Extracted information:
>>
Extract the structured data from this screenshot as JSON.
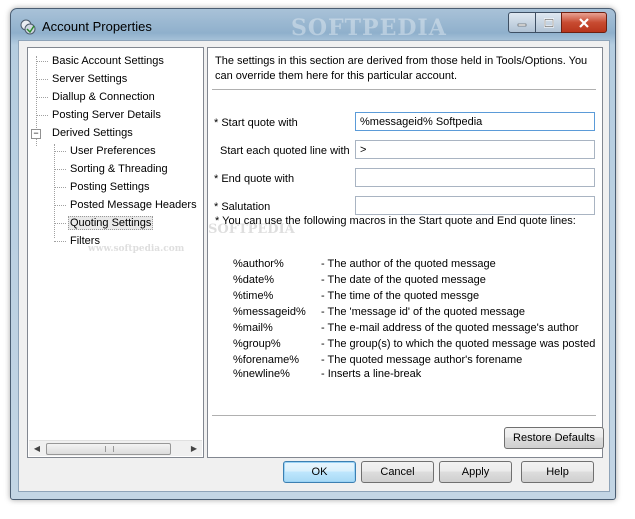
{
  "window": {
    "title": "Account Properties",
    "watermark": "SOFTPEDIA"
  },
  "tree": {
    "items": [
      {
        "label": "Basic Account Settings"
      },
      {
        "label": "Server Settings"
      },
      {
        "label": "Diallup & Connection"
      },
      {
        "label": "Posting Server Details"
      },
      {
        "label": "Derived Settings",
        "expanded": true
      },
      {
        "label": "User Preferences"
      },
      {
        "label": "Sorting & Threading"
      },
      {
        "label": "Posting Settings"
      },
      {
        "label": "Posted Message Headers"
      },
      {
        "label": "Quoting Settings",
        "selected": true
      },
      {
        "label": "Filters"
      }
    ],
    "watermark": "www.softpedia.com"
  },
  "panel": {
    "intro": "The settings in this section are derived from those held in Tools/Options.  You can override them here for this particular account.",
    "fields": [
      {
        "label": "* Start quote with",
        "value": "%messageid% Softpedia"
      },
      {
        "label": "Start each quoted line with",
        "value": ">"
      },
      {
        "label": "* End quote with",
        "value": ""
      },
      {
        "label": "* Salutation",
        "value": ""
      }
    ],
    "macro_note": "* You can use the following macros in the Start quote and End quote lines:",
    "macros": [
      {
        "name": "%author%",
        "desc": "- The author of the quoted message"
      },
      {
        "name": "%date%",
        "desc": "- The date of the quoted message"
      },
      {
        "name": "%time%",
        "desc": "- The time of the quoted messge"
      },
      {
        "name": "%messageid%",
        "desc": "- The 'message id' of the quoted message"
      },
      {
        "name": "%mail%",
        "desc": "- The e-mail address of the quoted message's author"
      },
      {
        "name": "%group%",
        "desc": "- The group(s) to which the quoted message was posted"
      },
      {
        "name": "%forename%",
        "desc": "- The quoted message author's forename"
      },
      {
        "name": "%newline%",
        "desc": "- Inserts a line-break"
      }
    ],
    "restore_label": "Restore Defaults"
  },
  "buttons": {
    "ok": "OK",
    "cancel": "Cancel",
    "apply": "Apply",
    "help": "Help"
  },
  "colors": {
    "titlebar": "#8fb0cc",
    "close": "#c84b31",
    "default_button": "#bee6fd"
  }
}
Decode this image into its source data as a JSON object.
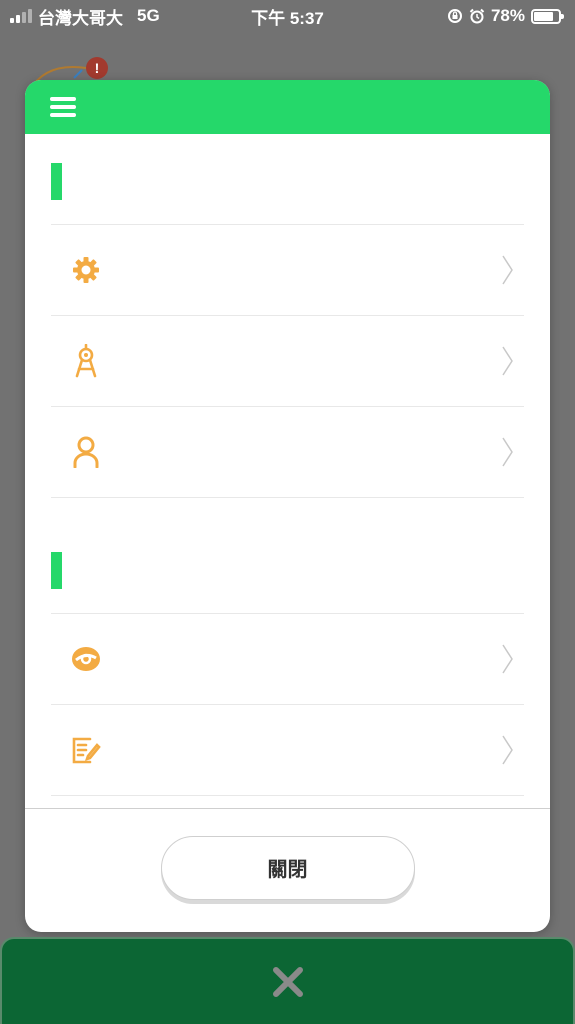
{
  "status_bar": {
    "carrier": "台灣大哥大",
    "network": "5G",
    "time": "下午 5:37",
    "battery": "78%",
    "battery_level": 0.78
  },
  "background": {
    "badge": "!"
  },
  "menu": {
    "sections": [
      {
        "title": "",
        "items": [
          {
            "label": "",
            "icon": "gear-icon"
          },
          {
            "label": "",
            "icon": "compass-icon"
          },
          {
            "label": "",
            "icon": "user-icon"
          }
        ]
      },
      {
        "title": "",
        "items": [
          {
            "label": "",
            "icon": "link-icon"
          },
          {
            "label": "",
            "icon": "edit-note-icon"
          }
        ]
      }
    ],
    "close_label": "關閉"
  },
  "colors": {
    "accent": "#25d86a",
    "icon": "#f3ab43",
    "bottom_bar": "#0c6634"
  }
}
<<
Task statement: Reproduce the material word for word, minus the images.

Output for this exercise:
Extract the structured data from this screenshot as JSON.
{
  "window": {
    "title": "Account Properties",
    "watermark": "SOFTPEDIA"
  },
  "tree": {
    "items": [
      {
        "label": "Basic Account Settings"
      },
      {
        "label": "Server Settings"
      },
      {
        "label": "Diallup & Connection"
      },
      {
        "label": "Posting Server Details"
      },
      {
        "label": "Derived Settings",
        "expanded": true
      },
      {
        "label": "User Preferences"
      },
      {
        "label": "Sorting & Threading"
      },
      {
        "label": "Posting Settings"
      },
      {
        "label": "Posted Message Headers"
      },
      {
        "label": "Quoting Settings",
        "selected": true
      },
      {
        "label": "Filters"
      }
    ],
    "watermark": "www.softpedia.com"
  },
  "panel": {
    "intro": "The settings in this section are derived from those held in Tools/Options.  You can override them here for this particular account.",
    "fields": [
      {
        "label": "* Start quote with",
        "value": "%messageid% Softpedia"
      },
      {
        "label": "Start each quoted line with",
        "value": ">"
      },
      {
        "label": "* End quote with",
        "value": ""
      },
      {
        "label": "* Salutation",
        "value": ""
      }
    ],
    "macro_note": "* You can use the following macros in the Start quote and End quote lines:",
    "macros": [
      {
        "name": "%author%",
        "desc": "- The author of the quoted message"
      },
      {
        "name": "%date%",
        "desc": "- The date of the quoted message"
      },
      {
        "name": "%time%",
        "desc": "- The time of the quoted messge"
      },
      {
        "name": "%messageid%",
        "desc": "- The 'message id' of the quoted message"
      },
      {
        "name": "%mail%",
        "desc": "- The e-mail address of the quoted message's author"
      },
      {
        "name": "%group%",
        "desc": "- The group(s) to which the quoted message was posted"
      },
      {
        "name": "%forename%",
        "desc": "- The quoted message author's forename"
      },
      {
        "name": "%newline%",
        "desc": "- Inserts a line-break"
      }
    ],
    "restore_label": "Restore Defaults"
  },
  "buttons": {
    "ok": "OK",
    "cancel": "Cancel",
    "apply": "Apply",
    "help": "Help"
  },
  "colors": {
    "titlebar": "#8fb0cc",
    "close": "#c84b31",
    "default_button": "#bee6fd"
  }
}
Decode this image into its source data as a JSON object.
{
  "status_bar": {
    "carrier": "台灣大哥大",
    "network": "5G",
    "time": "下午 5:37",
    "battery": "78%",
    "battery_level": 0.78
  },
  "background": {
    "badge": "!"
  },
  "menu": {
    "sections": [
      {
        "title": "",
        "items": [
          {
            "label": "",
            "icon": "gear-icon"
          },
          {
            "label": "",
            "icon": "compass-icon"
          },
          {
            "label": "",
            "icon": "user-icon"
          }
        ]
      },
      {
        "title": "",
        "items": [
          {
            "label": "",
            "icon": "link-icon"
          },
          {
            "label": "",
            "icon": "edit-note-icon"
          }
        ]
      }
    ],
    "close_label": "關閉"
  },
  "colors": {
    "accent": "#25d86a",
    "icon": "#f3ab43",
    "bottom_bar": "#0c6634"
  }
}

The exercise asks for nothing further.